- Problem to solve
Restate all of the entries exactly, dropping any pictures they hold.

— START OF Given data —

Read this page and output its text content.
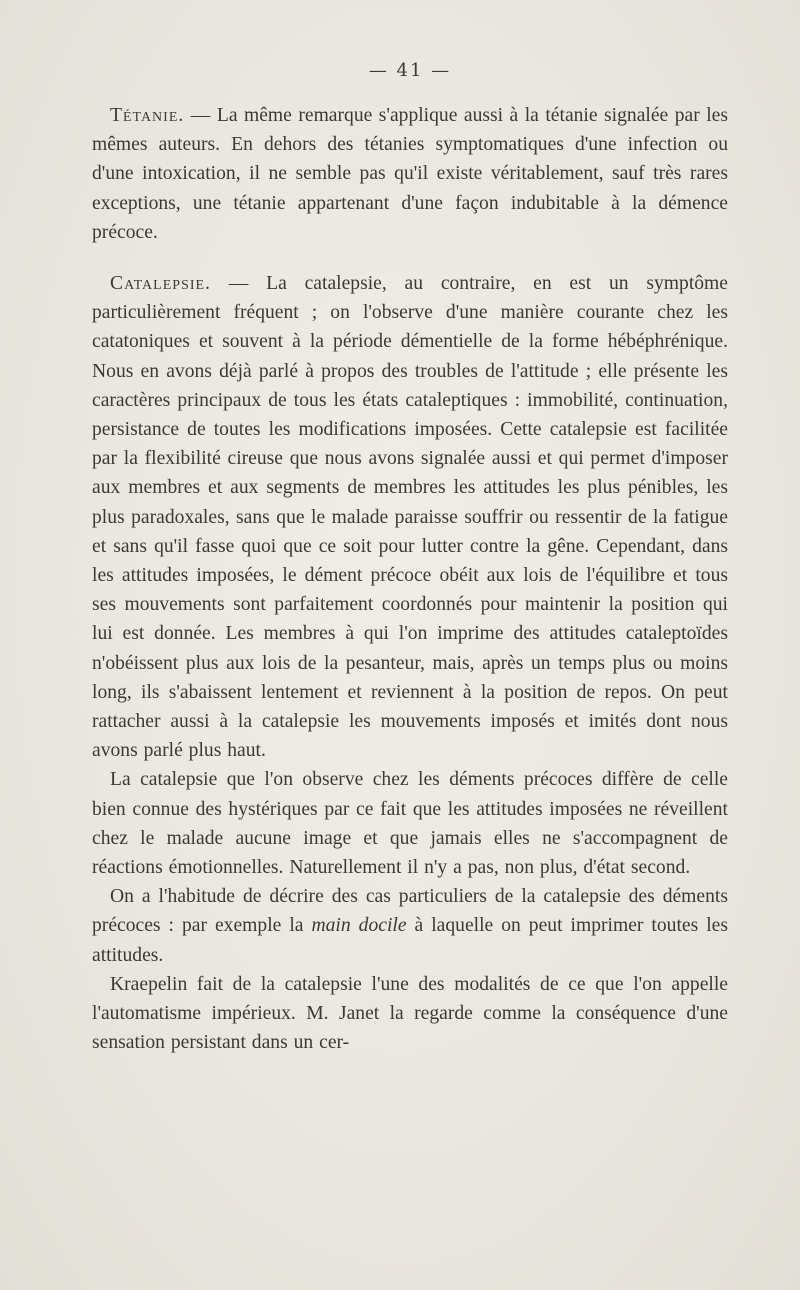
— 41 —

Tétanie. — La même remarque s'applique aussi à la tétanie signalée par les mêmes auteurs. En dehors des tétanies symptomatiques d'une infection ou d'une intoxication, il ne semble pas qu'il existe véritablement, sauf très rares exceptions, une tétanie appartenant d'une façon indubitable à la démence précoce.

Catalepsie. — La catalepsie, au contraire, en est un symptôme particulièrement fréquent ; on l'observe d'une manière courante chez les catatoniques et souvent à la période démentielle de la forme hébéphrénique. Nous en avons déjà parlé à propos des troubles de l'attitude ; elle présente les caractères principaux de tous les états cataleptiques : immobilité, continuation, persistance de toutes les modifications imposées. Cette catalepsie est facilitée par la flexibilité cireuse que nous avons signalée aussi et qui permet d'imposer aux membres et aux segments de membres les attitudes les plus pénibles, les plus paradoxales, sans que le malade paraisse souffrir ou ressentir de la fatigue et sans qu'il fasse quoi que ce soit pour lutter contre la gêne. Cependant, dans les attitudes imposées, le dément précoce obéit aux lois de l'équilibre et tous ses mouvements sont parfaitement coordonnés pour maintenir la position qui lui est donnée. Les membres à qui l'on imprime des attitudes cataleptoïdes n'obéissent plus aux lois de la pesanteur, mais, après un temps plus ou moins long, ils s'abaissent lentement et reviennent à la position de repos. On peut rattacher aussi à la catalepsie les mouvements imposés et imités dont nous avons parlé plus haut.

La catalepsie que l'on observe chez les déments précoces diffère de celle bien connue des hystériques par ce fait que les attitudes imposées ne réveillent chez le malade aucune image et que jamais elles ne s'accompagnent de réactions émotionnelles. Naturellement il n'y a pas, non plus, d'état second.

On a l'habitude de décrire des cas particuliers de la catalepsie des déments précoces : par exemple la main docile à laquelle on peut imprimer toutes les attitudes.

Kraepelin fait de la catalepsie l'une des modalités de ce que l'on appelle l'automatisme impérieux. M. Janet la regarde comme la conséquence d'une sensation persistant dans un cer-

— END OF Given data —

- Solution below
Read this page and output its text content.
— 41 —

Tétanie. — La même remarque s'applique aussi à la tétanie signalée par les mêmes auteurs. En dehors des tétanies symptomatiques d'une infection ou d'une intoxication, il ne semble pas qu'il existe véritablement, sauf très rares exceptions, une tétanie appartenant d'une façon indubitable à la démence précoce.

Catalepsie. — La catalepsie, au contraire, en est un symptôme particulièrement fréquent ; on l'observe d'une manière courante chez les catatoniques et souvent à la période démentielle de la forme hébéphrénique. Nous en avons déjà parlé à propos des troubles de l'attitude ; elle présente les caractères principaux de tous les états cataleptiques : immobilité, continuation, persistance de toutes les modifications imposées. Cette catalepsie est facilitée par la flexibilité cireuse que nous avons signalée aussi et qui permet d'imposer aux membres et aux segments de membres les attitudes les plus pénibles, les plus paradoxales, sans que le malade paraisse souffrir ou ressentir de la fatigue et sans qu'il fasse quoi que ce soit pour lutter contre la gêne. Cependant, dans les attitudes imposées, le dément précoce obéit aux lois de l'équilibre et tous ses mouvements sont parfaitement coordonnés pour maintenir la position qui lui est donnée. Les membres à qui l'on imprime des attitudes cataleptoïdes n'obéissent plus aux lois de la pesanteur, mais, après un temps plus ou moins long, ils s'abaissent lentement et reviennent à la position de repos. On peut rattacher aussi à la catalepsie les mouvements imposés et imités dont nous avons parlé plus haut.

La catalepsie que l'on observe chez les déments précoces diffère de celle bien connue des hystériques par ce fait que les attitudes imposées ne réveillent chez le malade aucune image et que jamais elles ne s'accompagnent de réactions émotionnelles. Naturellement il n'y a pas, non plus, d'état second.

On a l'habitude de décrire des cas particuliers de la catalepsie des déments précoces : par exemple la main docile à laquelle on peut imprimer toutes les attitudes.

Kraepelin fait de la catalepsie l'une des modalités de ce que l'on appelle l'automatisme impérieux. M. Janet la regarde comme la conséquence d'une sensation persistant dans un cer-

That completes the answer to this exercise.